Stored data

::::::

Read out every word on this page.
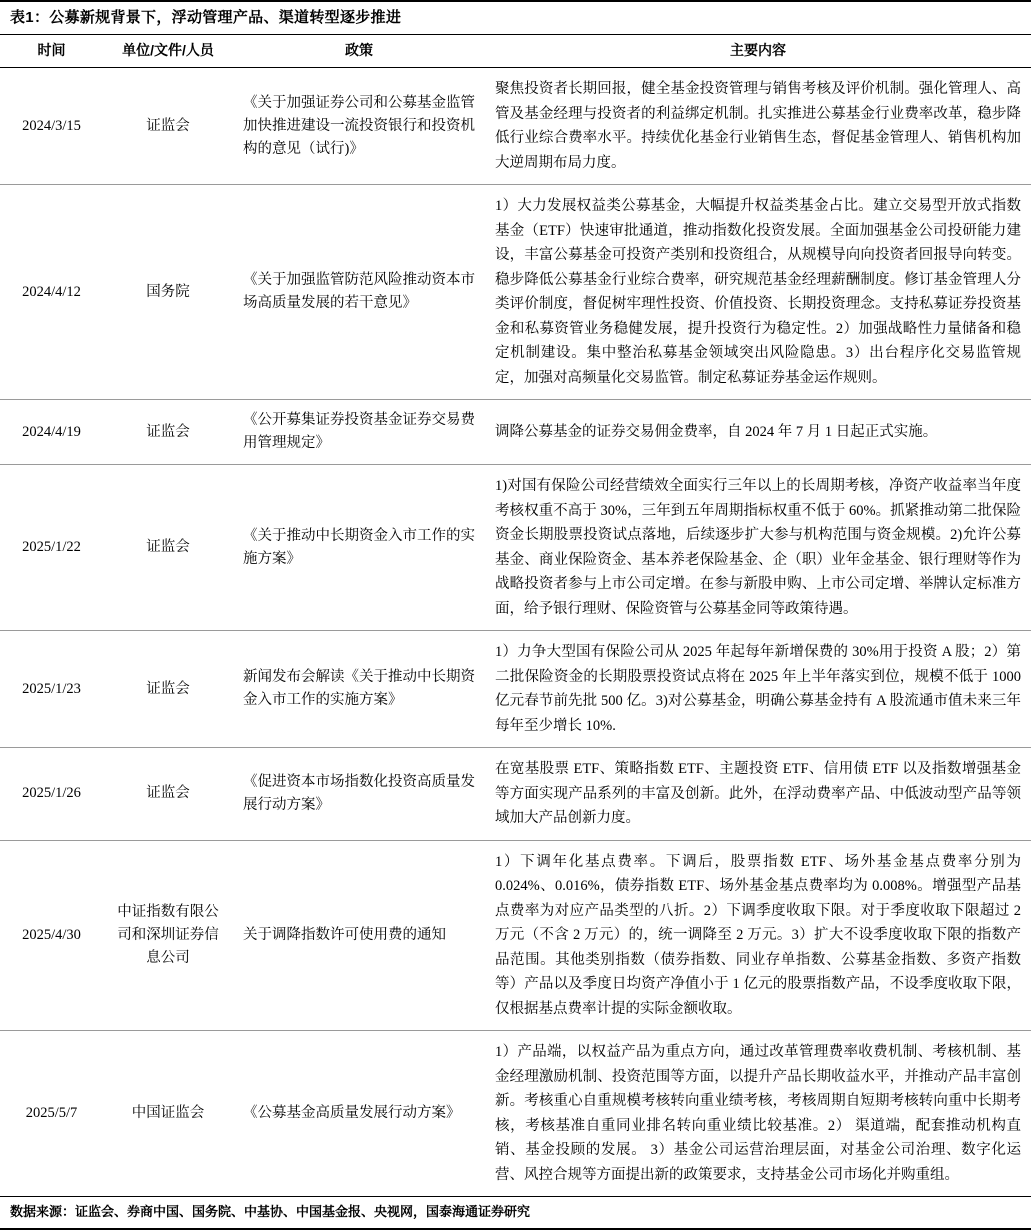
表1：公募新规背景下，浮动管理产品、渠道转型逐步推进
时间	单位/文件/人员	政策	主要内容
2024/3/15	证监会	《关于加强证券公司和公募基金监管加快推进建设一流投资银行和投资机构的意见（试行)》	聚焦投资者长期回报，健全基金投资管理与销售考核及评价机制。强化管理人、高管及基金经理与投资者的利益绑定机制。扎实推进公募基金行业费率改革，稳步降低行业综合费率水平。持续优化基金行业销售生态，督促基金管理人、销售机构加大逆周期布局力度。
2024/4/12	国务院	《关于加强监管防范风险推动资本市场高质量发展的若干意见》	1）大力发展权益类公募基金，大幅提升权益类基金占比。建立交易型开放式指数基金（ETF）快速审批通道，推动指数化投资发展。全面加强基金公司投研能力建设，丰富公募基金可投资产类别和投资组合，从规模导向向投资者回报导向转变。稳步降低公募基金行业综合费率，研究规范基金经理薪酬制度。修订基金管理人分类评价制度，督促树牢理性投资、价值投资、长期投资理念。支持私募证券投资基金和私募资管业务稳健发展，提升投资行为稳定性。2）加强战略性力量储备和稳定机制建设。集中整治私募基金领域突出风险隐患。3）出台程序化交易监管规定，加强对高频量化交易监管。制定私募证券基金运作规则。
2024/4/19	证监会	《公开募集证券投资基金证券交易费用管理规定》	调降公募基金的证券交易佣金费率，自 2024 年 7 月 1 日起正式实施。
2025/1/22	证监会	《关于推动中长期资金入市工作的实施方案》	1)对国有保险公司经营绩效全面实行三年以上的长周期考核，净资产收益率当年度考核权重不高于 30%，三年到五年周期指标权重不低于 60%。抓紧推动第二批保险资金长期股票投资试点落地，后续逐步扩大参与机构范围与资金规模。2)允许公募基金、商业保险资金、基本养老保险基金、企（职）业年金基金、银行理财等作为战略投资者参与上市公司定增。在参与新股申购、上市公司定增、举牌认定标准方面，给予银行理财、保险资管与公募基金同等政策待遇。
2025/1/23	证监会	新闻发布会解读《关于推动中长期资金入市工作的实施方案》	1）力争大型国有保险公司从 2025 年起每年新增保费的 30%用于投资 A 股；2）第二批保险资金的长期股票投资试点将在 2025 年上半年落实到位，规模不低于 1000 亿元春节前先批 500 亿。3)对公募基金，明确公募基金持有 A 股流通市值未来三年每年至少增长 10%.
2025/1/26	证监会	《促进资本市场指数化投资高质量发展行动方案》	在宽基股票 ETF、策略指数 ETF、主题投资 ETF、信用债 ETF 以及指数增强基金等方面实现产品系列的丰富及创新。此外，在浮动费率产品、中低波动型产品等领域加大产品创新力度。
2025/4/30	中证指数有限公司和深圳证券信息公司	关于调降指数许可使用费的通知	1）下调年化基点费率。下调后，股票指数 ETF、场外基金基点费率分别为 0.024%、0.016%，债券指数 ETF、场外基金基点费率均为 0.008%。增强型产品基点费率为对应产品类型的八折。2）下调季度收取下限。对于季度收取下限超过 2 万元（不含 2 万元）的，统一调降至 2 万元。3）扩大不设季度收取下限的指数产品范围。其他类别指数（债券指数、同业存单指数、公募基金指数、多资产指数等）产品以及季度日均资产净值小于 1 亿元的股票指数产品，不设季度收取下限，仅根据基点费率计提的实际金额收取。
2025/5/7	中国证监会	《公募基金高质量发展行动方案》	1）产品端，以权益产品为重点方向，通过改革管理费率收费机制、考核机制、基金经理激励机制、投资范围等方面，以提升产品长期收益水平，并推动产品丰富创新。考核重心自重规模考核转向重业绩考核，考核周期自短期考核转向重中长期考核，考核基准自重同业排名转向重业绩比较基准。2） 渠道端，配套推动机构直销、基金投顾的发展。 3）基金公司运营治理层面，对基金公司治理、数字化运营、风控合规等方面提出新的政策要求，支持基金公司市场化并购重组。
数据来源：证监会、券商中国、国务院、中基协、中国基金报、央视网，国泰海通证券研究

::::::

● Directions: Skip the images and write out the rest of the listing exactly.

● Exercise result:
Read out every word on this page.
表1：公募新规背景下，浮动管理产品、渠道转型逐步推进
时间	单位/文件/人员	政策	主要内容
2024/3/15	证监会	《关于加强证券公司和公募基金监管加快推进建设一流投资银行和投资机构的意见（试行)》	聚焦投资者长期回报，健全基金投资管理与销售考核及评价机制。强化管理人、高管及基金经理与投资者的利益绑定机制。扎实推进公募基金行业费率改革，稳步降低行业综合费率水平。持续优化基金行业销售生态，督促基金管理人、销售机构加大逆周期布局力度。
2024/4/12	国务院	《关于加强监管防范风险推动资本市场高质量发展的若干意见》	1）大力发展权益类公募基金，大幅提升权益类基金占比。建立交易型开放式指数基金（ETF）快速审批通道，推动指数化投资发展。全面加强基金公司投研能力建设，丰富公募基金可投资产类别和投资组合，从规模导向向投资者回报导向转变。稳步降低公募基金行业综合费率，研究规范基金经理薪酬制度。修订基金管理人分类评价制度，督促树牢理性投资、价值投资、长期投资理念。支持私募证券投资基金和私募资管业务稳健发展，提升投资行为稳定性。2）加强战略性力量储备和稳定机制建设。集中整治私募基金领域突出风险隐患。3）出台程序化交易监管规定，加强对高频量化交易监管。制定私募证券基金运作规则。
2024/4/19	证监会	《公开募集证券投资基金证券交易费用管理规定》	调降公募基金的证券交易佣金费率，自 2024 年 7 月 1 日起正式实施。
2025/1/22	证监会	《关于推动中长期资金入市工作的实施方案》	1)对国有保险公司经营绩效全面实行三年以上的长周期考核，净资产收益率当年度考核权重不高于 30%，三年到五年周期指标权重不低于 60%。抓紧推动第二批保险资金长期股票投资试点落地，后续逐步扩大参与机构范围与资金规模。2)允许公募基金、商业保险资金、基本养老保险基金、企（职）业年金基金、银行理财等作为战略投资者参与上市公司定增。在参与新股申购、上市公司定增、举牌认定标准方面，给予银行理财、保险资管与公募基金同等政策待遇。
2025/1/23	证监会	新闻发布会解读《关于推动中长期资金入市工作的实施方案》	1）力争大型国有保险公司从 2025 年起每年新增保费的 30%用于投资 A 股；2）第二批保险资金的长期股票投资试点将在 2025 年上半年落实到位，规模不低于 1000 亿元春节前先批 500 亿。3)对公募基金，明确公募基金持有 A 股流通市值未来三年每年至少增长 10%.
2025/1/26	证监会	《促进资本市场指数化投资高质量发展行动方案》	在宽基股票 ETF、策略指数 ETF、主题投资 ETF、信用债 ETF 以及指数增强基金等方面实现产品系列的丰富及创新。此外，在浮动费率产品、中低波动型产品等领域加大产品创新力度。
2025/4/30	中证指数有限公司和深圳证券信息公司	关于调降指数许可使用费的通知	1）下调年化基点费率。下调后，股票指数 ETF、场外基金基点费率分别为 0.024%、0.016%，债券指数 ETF、场外基金基点费率均为 0.008%。增强型产品基点费率为对应产品类型的八折。2）下调季度收取下限。对于季度收取下限超过 2 万元（不含 2 万元）的，统一调降至 2 万元。3）扩大不设季度收取下限的指数产品范围。其他类别指数（债券指数、同业存单指数、公募基金指数、多资产指数等）产品以及季度日均资产净值小于 1 亿元的股票指数产品，不设季度收取下限，仅根据基点费率计提的实际金额收取。
2025/5/7	中国证监会	《公募基金高质量发展行动方案》	1）产品端，以权益产品为重点方向，通过改革管理费率收费机制、考核机制、基金经理激励机制、投资范围等方面，以提升产品长期收益水平，并推动产品丰富创新。考核重心自重规模考核转向重业绩考核，考核周期自短期考核转向重中长期考核，考核基准自重同业排名转向重业绩比较基准。2） 渠道端，配套推动机构直销、基金投顾的发展。 3）基金公司运营治理层面，对基金公司治理、数字化运营、风控合规等方面提出新的政策要求，支持基金公司市场化并购重组。
数据来源：证监会、券商中国、国务院、中基协、中国基金报、央视网，国泰海通证券研究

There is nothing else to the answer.